### Problem requirements
Copy out, from the entries below, each line holding the string "Private".

═══ Supplied material

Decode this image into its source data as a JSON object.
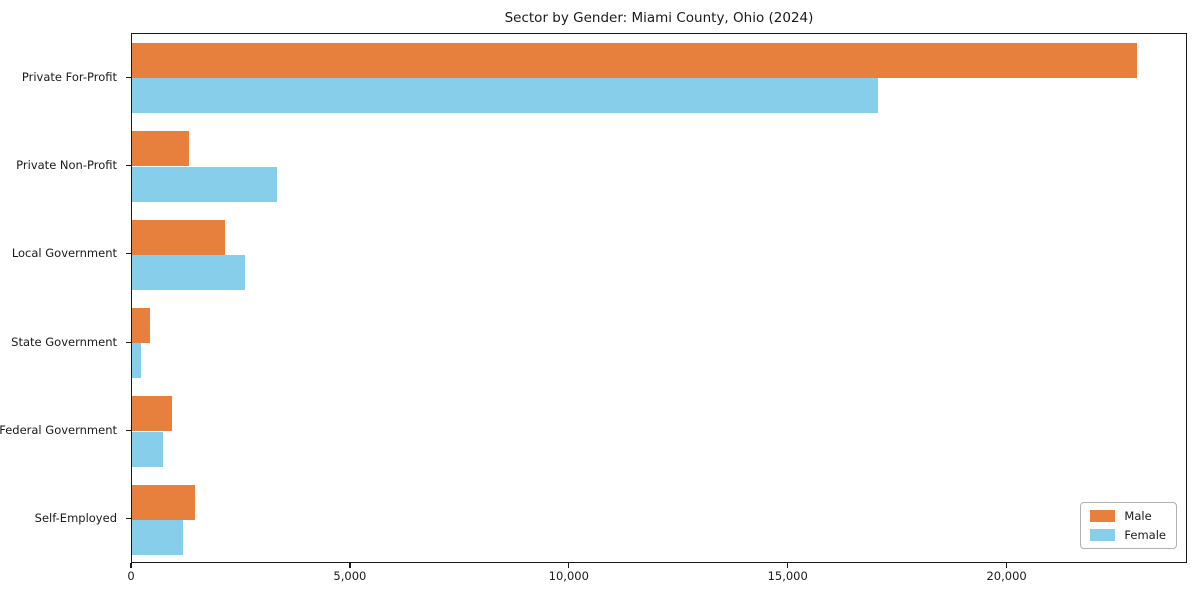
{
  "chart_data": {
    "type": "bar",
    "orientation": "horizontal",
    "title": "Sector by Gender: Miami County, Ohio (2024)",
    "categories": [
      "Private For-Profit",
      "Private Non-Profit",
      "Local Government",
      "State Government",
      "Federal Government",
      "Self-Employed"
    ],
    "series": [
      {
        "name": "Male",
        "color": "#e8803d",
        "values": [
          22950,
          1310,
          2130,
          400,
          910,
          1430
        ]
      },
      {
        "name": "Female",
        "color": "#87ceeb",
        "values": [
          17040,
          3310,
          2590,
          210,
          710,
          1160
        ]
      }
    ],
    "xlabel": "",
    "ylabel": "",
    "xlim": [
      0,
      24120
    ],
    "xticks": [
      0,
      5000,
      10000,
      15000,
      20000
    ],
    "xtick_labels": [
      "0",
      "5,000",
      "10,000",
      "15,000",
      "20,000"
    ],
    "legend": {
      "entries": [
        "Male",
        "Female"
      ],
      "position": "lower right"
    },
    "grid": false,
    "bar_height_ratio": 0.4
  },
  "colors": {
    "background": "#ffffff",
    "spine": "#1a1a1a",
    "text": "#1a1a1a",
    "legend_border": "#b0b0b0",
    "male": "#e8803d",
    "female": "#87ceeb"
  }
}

══════

### Response for this exercise
      "Private For-Profit",
      "Private Non-Profit",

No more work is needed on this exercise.